GIVEN INFORMATION →
----
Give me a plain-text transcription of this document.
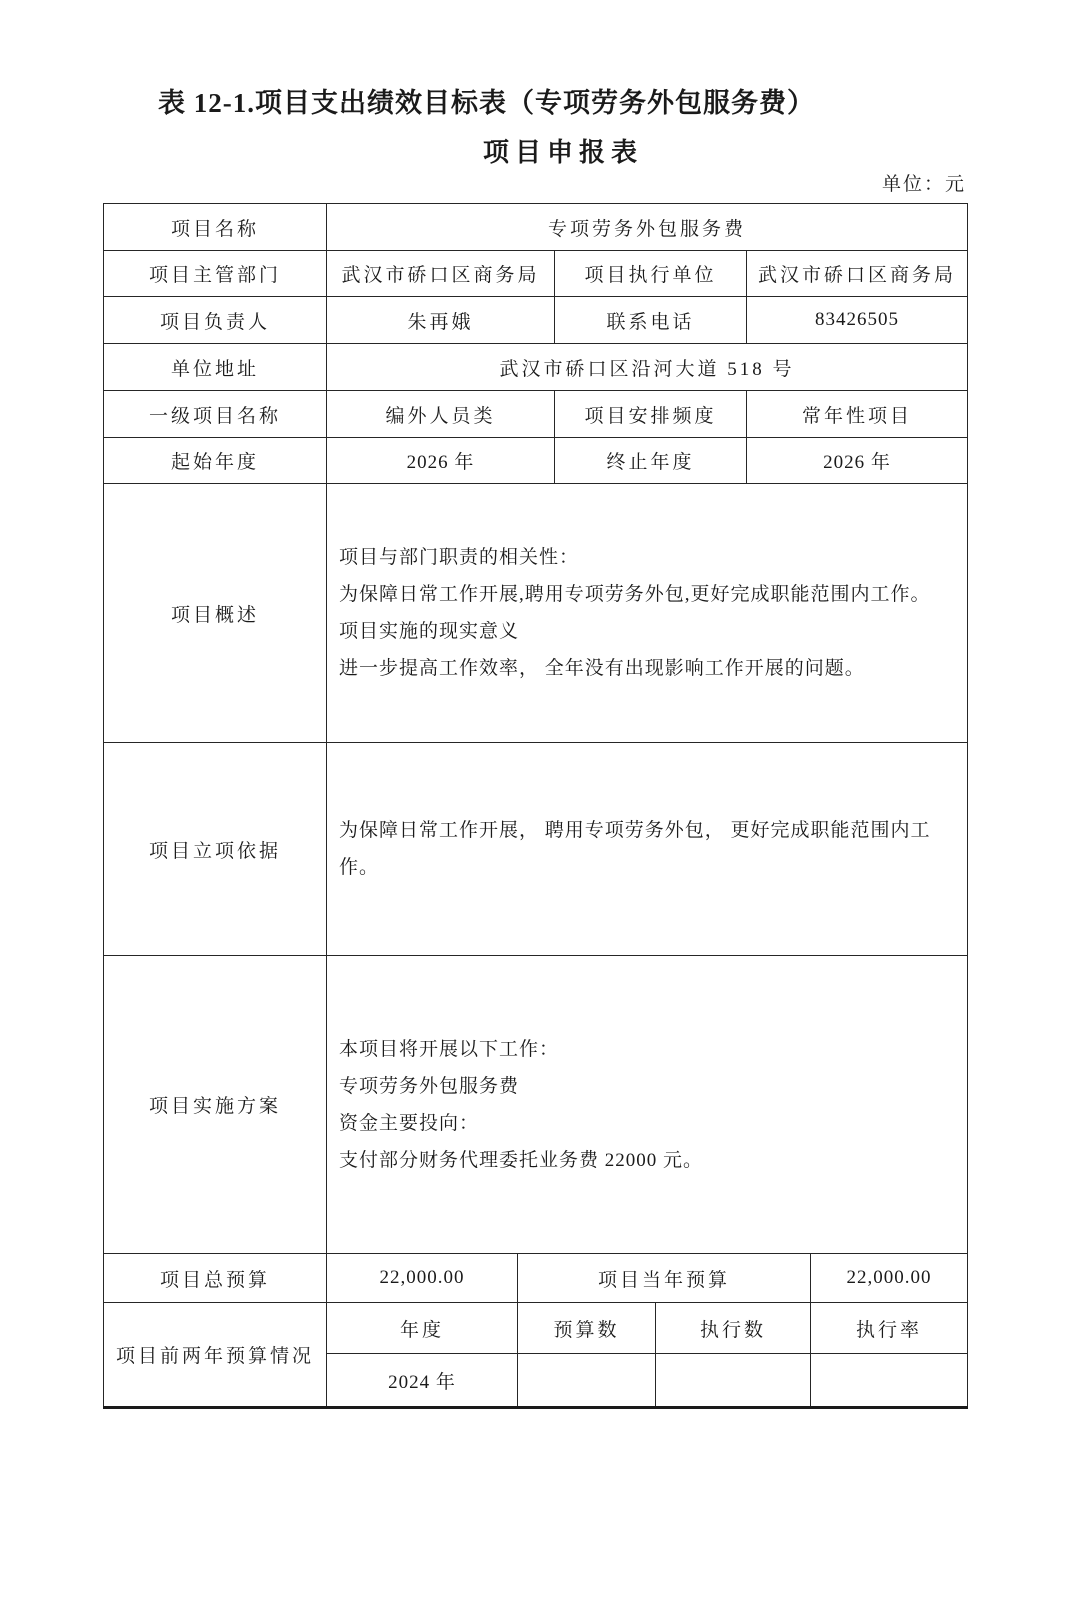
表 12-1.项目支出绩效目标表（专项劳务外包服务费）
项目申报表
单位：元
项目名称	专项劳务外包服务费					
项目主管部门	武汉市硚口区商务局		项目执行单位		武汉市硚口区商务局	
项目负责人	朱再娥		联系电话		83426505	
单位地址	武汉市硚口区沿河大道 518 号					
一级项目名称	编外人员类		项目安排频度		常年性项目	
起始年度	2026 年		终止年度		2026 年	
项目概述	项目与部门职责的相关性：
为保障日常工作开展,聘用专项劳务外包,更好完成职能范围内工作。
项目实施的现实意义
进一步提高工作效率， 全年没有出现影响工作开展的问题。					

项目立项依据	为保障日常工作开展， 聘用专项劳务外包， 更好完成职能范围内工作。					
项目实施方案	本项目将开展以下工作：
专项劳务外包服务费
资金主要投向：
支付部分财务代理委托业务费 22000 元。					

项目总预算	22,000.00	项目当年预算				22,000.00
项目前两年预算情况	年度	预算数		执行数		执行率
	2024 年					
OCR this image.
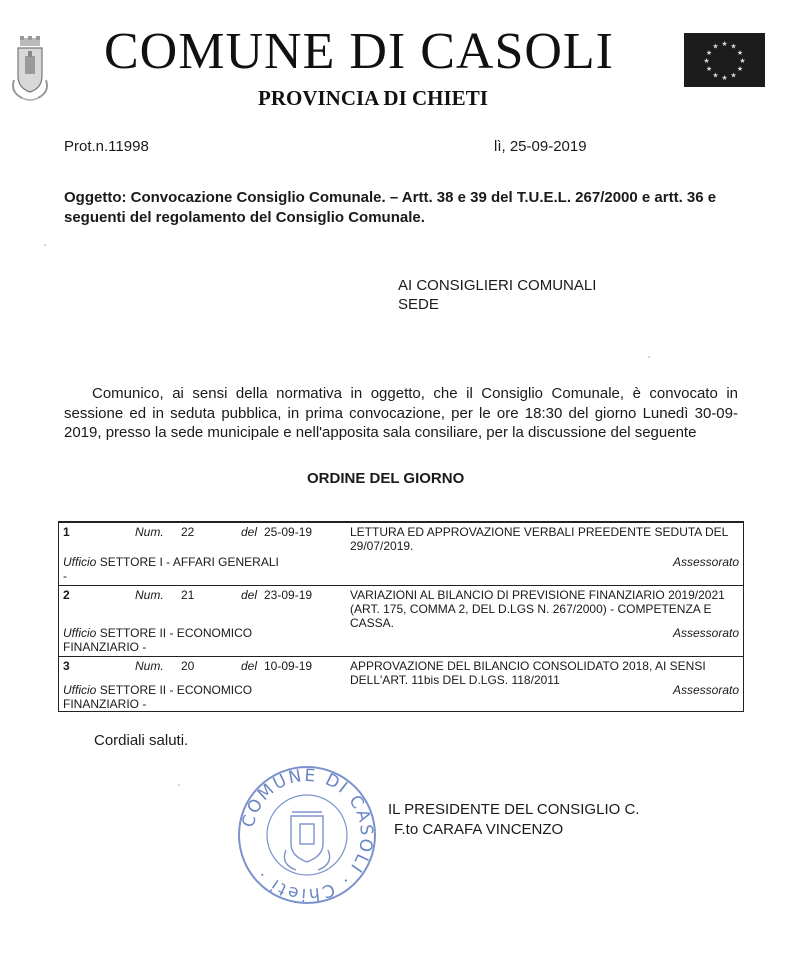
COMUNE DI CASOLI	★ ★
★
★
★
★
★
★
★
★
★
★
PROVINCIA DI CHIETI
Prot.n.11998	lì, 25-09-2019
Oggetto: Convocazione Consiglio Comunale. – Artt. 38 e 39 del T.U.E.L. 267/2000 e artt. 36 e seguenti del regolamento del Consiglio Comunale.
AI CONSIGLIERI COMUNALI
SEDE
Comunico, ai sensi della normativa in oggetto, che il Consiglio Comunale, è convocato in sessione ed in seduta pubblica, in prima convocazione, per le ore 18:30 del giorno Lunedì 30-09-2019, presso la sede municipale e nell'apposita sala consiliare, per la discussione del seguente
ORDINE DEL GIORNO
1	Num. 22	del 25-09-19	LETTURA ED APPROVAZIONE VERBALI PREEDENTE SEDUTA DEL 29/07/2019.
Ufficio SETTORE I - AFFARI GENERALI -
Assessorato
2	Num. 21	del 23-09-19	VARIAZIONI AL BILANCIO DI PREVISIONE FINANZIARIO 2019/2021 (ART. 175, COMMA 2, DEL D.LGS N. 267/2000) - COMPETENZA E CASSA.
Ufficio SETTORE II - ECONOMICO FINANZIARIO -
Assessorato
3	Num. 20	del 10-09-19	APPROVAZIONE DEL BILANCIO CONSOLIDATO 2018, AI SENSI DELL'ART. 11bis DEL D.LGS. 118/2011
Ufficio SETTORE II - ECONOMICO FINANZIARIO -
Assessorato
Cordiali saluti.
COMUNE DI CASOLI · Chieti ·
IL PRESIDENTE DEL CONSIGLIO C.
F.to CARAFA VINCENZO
----
JOB → Reproduce the material above in full, exactly, with no images.

REPLY TO THE EXERCISE →
Give me a plain-text transcription of this document.
表 12-1.项目支出绩效目标表（专项劳务外包服务费）
项目申报表
单位：元
项目名称	专项劳务外包服务费					
项目主管部门	武汉市硚口区商务局		项目执行单位		武汉市硚口区商务局	
项目负责人	朱再娥		联系电话		83426505	
单位地址	武汉市硚口区沿河大道 518 号					
一级项目名称	编外人员类		项目安排频度		常年性项目	
起始年度	2026 年		终止年度		2026 年	
项目概述	项目与部门职责的相关性：
为保障日常工作开展,聘用专项劳务外包,更好完成职能范围内工作。
项目实施的现实意义
进一步提高工作效率， 全年没有出现影响工作开展的问题。					

项目立项依据	为保障日常工作开展， 聘用专项劳务外包， 更好完成职能范围内工作。					
项目实施方案	本项目将开展以下工作：
专项劳务外包服务费
资金主要投向：
支付部分财务代理委托业务费 22000 元。					

项目总预算	22,000.00	项目当年预算				22,000.00
项目前两年预算情况	年度	预算数		执行数		执行率
	2024 年					
OCR this image.
COMUNE DI CASOLI	★ ★
★
★
★
★
★
★
★
★
★
★
PROVINCIA DI CHIETI
Prot.n.11998	lì, 25-09-2019
Oggetto: Convocazione Consiglio Comunale. – Artt. 38 e 39 del T.U.E.L. 267/2000 e artt. 36 e seguenti del regolamento del Consiglio Comunale.
AI CONSIGLIERI COMUNALI
SEDE
Comunico, ai sensi della normativa in oggetto, che il Consiglio Comunale, è convocato in sessione ed in seduta pubblica, in prima convocazione, per le ore 18:30 del giorno Lunedì 30-09-2019, presso la sede municipale e nell'apposita sala consiliare, per la discussione del seguente
ORDINE DEL GIORNO
1	Num. 22	del 25-09-19	LETTURA ED APPROVAZIONE VERBALI PREEDENTE SEDUTA DEL 29/07/2019.
Ufficio SETTORE I - AFFARI GENERALI -
Assessorato
2	Num. 21	del 23-09-19	VARIAZIONI AL BILANCIO DI PREVISIONE FINANZIARIO 2019/2021 (ART. 175, COMMA 2, DEL D.LGS N. 267/2000) - COMPETENZA E CASSA.
Ufficio SETTORE II - ECONOMICO FINANZIARIO -
Assessorato
3	Num. 20	del 10-09-19	APPROVAZIONE DEL BILANCIO CONSOLIDATO 2018, AI SENSI DELL'ART. 11bis DEL D.LGS. 118/2011
Ufficio SETTORE II - ECONOMICO FINANZIARIO -
Assessorato
Cordiali saluti.
COMUNE DI CASOLI · Chieti ·
IL PRESIDENTE DEL CONSIGLIO C.
F.to CARAFA VINCENZO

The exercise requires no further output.